───── DATA PROVIDED

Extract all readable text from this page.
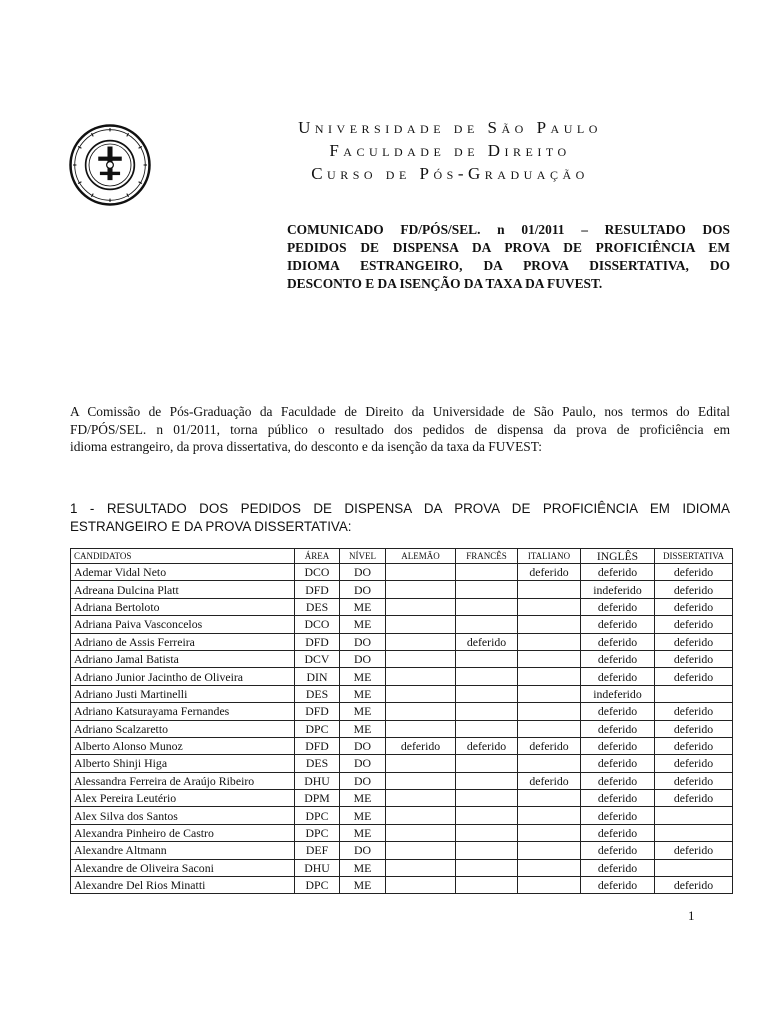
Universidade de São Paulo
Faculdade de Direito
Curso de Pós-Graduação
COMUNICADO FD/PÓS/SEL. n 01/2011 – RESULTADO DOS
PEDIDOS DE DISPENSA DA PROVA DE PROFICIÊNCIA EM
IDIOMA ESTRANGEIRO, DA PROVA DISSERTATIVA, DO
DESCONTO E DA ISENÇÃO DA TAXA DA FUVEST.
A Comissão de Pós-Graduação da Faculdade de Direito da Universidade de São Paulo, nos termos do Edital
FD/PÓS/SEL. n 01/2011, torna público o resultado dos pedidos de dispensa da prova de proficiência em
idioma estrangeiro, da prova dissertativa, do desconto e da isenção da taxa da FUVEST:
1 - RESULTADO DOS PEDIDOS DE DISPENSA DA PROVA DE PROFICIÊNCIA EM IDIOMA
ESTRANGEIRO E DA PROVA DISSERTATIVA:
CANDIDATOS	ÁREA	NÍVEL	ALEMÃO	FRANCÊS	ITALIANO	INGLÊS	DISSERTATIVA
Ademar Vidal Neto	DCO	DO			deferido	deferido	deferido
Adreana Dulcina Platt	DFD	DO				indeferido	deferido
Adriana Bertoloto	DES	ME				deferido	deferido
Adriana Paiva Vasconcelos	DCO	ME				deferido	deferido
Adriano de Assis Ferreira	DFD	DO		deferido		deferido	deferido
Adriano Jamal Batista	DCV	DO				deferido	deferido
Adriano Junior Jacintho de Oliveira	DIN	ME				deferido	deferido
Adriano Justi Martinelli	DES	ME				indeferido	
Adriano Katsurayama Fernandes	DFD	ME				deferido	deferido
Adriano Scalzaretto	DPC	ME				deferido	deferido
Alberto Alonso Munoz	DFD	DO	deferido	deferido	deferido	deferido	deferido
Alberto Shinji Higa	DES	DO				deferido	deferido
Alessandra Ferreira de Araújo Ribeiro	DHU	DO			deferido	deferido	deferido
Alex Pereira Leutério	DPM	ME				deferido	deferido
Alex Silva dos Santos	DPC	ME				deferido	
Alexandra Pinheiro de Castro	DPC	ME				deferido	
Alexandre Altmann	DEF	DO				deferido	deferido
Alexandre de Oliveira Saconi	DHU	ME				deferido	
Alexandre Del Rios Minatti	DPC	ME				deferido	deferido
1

──────────
───── DATA PROVIDED

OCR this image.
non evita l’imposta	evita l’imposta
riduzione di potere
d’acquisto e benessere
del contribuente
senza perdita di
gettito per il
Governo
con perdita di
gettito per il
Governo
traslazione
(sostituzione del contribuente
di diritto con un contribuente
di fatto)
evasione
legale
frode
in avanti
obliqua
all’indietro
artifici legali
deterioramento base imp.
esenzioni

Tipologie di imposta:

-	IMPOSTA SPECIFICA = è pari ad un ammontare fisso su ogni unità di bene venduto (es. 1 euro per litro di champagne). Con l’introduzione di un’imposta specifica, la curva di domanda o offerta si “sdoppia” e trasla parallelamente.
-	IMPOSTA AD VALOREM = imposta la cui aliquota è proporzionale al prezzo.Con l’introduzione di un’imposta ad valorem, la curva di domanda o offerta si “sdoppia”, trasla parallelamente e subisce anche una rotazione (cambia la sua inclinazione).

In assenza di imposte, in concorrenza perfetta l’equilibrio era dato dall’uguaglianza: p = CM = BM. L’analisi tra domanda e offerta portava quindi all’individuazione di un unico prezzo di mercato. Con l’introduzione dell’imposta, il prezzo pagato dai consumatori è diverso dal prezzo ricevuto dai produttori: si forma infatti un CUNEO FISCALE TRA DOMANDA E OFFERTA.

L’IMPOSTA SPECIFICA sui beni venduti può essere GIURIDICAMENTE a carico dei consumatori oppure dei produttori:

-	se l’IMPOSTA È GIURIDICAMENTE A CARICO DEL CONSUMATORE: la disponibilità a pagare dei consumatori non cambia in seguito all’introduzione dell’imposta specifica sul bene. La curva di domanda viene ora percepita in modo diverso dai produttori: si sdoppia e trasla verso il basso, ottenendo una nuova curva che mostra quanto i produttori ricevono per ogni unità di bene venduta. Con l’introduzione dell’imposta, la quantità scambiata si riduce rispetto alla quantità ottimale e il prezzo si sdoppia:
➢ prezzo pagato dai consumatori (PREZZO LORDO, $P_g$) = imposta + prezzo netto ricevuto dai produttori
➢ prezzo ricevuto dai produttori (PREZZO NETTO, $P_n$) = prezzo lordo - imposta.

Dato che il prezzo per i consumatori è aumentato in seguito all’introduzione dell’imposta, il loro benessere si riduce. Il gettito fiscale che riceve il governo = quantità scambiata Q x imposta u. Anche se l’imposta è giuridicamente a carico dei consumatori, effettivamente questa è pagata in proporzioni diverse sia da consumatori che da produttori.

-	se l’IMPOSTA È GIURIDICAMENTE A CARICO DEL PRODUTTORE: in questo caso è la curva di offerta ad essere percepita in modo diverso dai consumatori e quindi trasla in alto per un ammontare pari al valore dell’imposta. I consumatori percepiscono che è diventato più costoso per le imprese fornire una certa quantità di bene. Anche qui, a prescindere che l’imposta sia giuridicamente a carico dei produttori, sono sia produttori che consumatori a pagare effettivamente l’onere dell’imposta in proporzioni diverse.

──────────

## EXERCISE BRIEF
Identify and copy all lines with the word "Adriana".

## WORKED ANSWER
Adriana Bertoloto	DES	ME				deferido	deferido
Adriana Paiva Vasconcelos	DCO	ME				deferido	deferido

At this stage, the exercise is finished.